**Data for the task**

========================================

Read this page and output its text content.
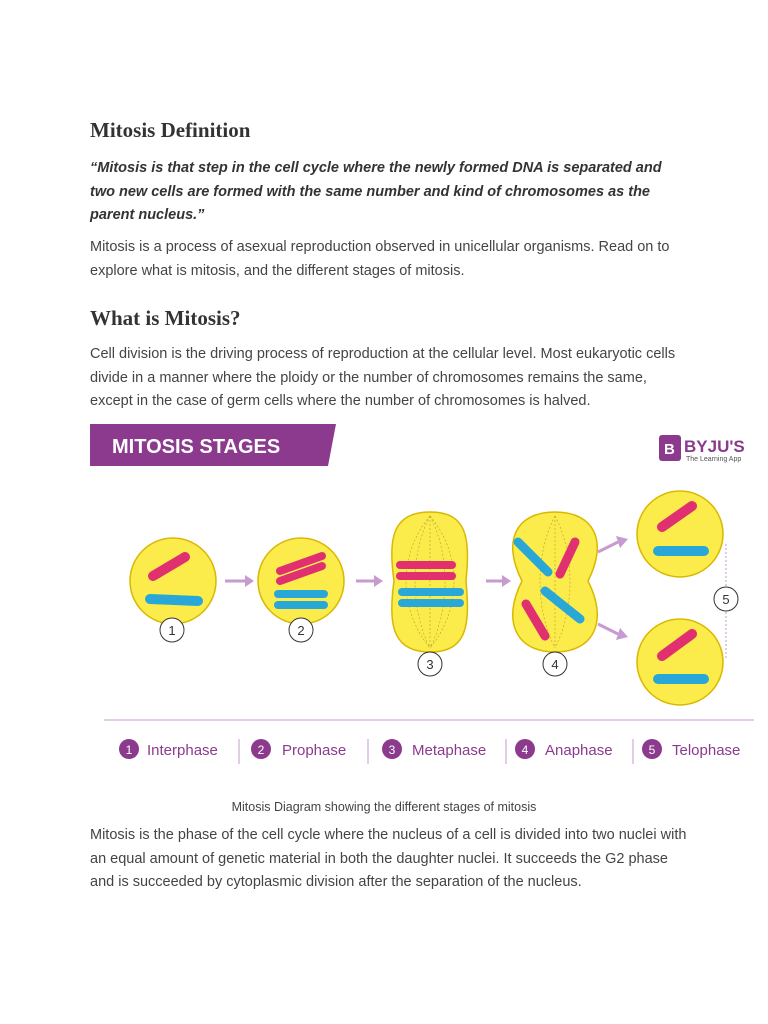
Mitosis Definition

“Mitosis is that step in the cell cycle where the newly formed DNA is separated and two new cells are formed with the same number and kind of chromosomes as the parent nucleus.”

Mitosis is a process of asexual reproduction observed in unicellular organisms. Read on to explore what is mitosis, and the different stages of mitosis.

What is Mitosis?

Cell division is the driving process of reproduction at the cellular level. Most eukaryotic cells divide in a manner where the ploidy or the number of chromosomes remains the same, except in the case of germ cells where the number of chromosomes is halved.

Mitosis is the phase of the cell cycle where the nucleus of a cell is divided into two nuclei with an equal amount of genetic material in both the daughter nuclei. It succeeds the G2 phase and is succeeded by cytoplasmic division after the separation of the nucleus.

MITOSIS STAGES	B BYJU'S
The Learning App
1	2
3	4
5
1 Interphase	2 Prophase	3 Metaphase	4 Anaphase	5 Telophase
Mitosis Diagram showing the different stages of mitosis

========================================

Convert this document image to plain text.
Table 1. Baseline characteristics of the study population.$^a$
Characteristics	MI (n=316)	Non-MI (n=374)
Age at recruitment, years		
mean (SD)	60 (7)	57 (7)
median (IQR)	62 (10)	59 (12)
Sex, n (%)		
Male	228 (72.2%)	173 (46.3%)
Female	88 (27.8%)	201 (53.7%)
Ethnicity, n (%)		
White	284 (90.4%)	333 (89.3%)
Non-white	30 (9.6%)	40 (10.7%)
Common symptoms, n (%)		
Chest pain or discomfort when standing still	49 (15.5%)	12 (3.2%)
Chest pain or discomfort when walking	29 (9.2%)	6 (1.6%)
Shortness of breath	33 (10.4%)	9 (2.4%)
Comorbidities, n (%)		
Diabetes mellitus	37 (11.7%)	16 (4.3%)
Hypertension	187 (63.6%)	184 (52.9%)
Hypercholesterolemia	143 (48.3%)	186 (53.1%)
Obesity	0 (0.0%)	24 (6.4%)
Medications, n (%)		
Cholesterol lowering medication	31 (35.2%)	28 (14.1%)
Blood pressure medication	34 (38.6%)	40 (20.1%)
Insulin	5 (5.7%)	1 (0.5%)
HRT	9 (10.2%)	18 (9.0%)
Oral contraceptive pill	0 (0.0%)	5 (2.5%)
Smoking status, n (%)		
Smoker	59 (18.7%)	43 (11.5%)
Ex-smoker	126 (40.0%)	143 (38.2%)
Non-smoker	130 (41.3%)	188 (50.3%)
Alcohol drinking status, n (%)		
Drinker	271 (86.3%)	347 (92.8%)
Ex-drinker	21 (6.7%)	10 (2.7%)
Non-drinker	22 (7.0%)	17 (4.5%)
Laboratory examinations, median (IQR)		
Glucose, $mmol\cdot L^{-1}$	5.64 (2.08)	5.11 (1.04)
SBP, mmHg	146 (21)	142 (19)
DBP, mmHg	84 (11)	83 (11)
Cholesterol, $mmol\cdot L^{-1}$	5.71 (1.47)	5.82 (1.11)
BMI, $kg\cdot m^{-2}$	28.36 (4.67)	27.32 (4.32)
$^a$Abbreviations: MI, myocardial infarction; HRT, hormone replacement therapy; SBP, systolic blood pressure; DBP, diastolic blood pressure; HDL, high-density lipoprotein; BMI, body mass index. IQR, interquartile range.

========================================

**Description of the task**
Review the entries above and return every line where "cdot" appears.

**Result for this exercise**
Glucose, $mmol\cdot L^{-1}$	5.64 (2.08)	5.11 (1.04)
Cholesterol, $mmol\cdot L^{-1}$	5.71 (1.47)	5.82 (1.11)
BMI, $kg\cdot m^{-2}$	28.36 (4.67)	27.32 (4.32)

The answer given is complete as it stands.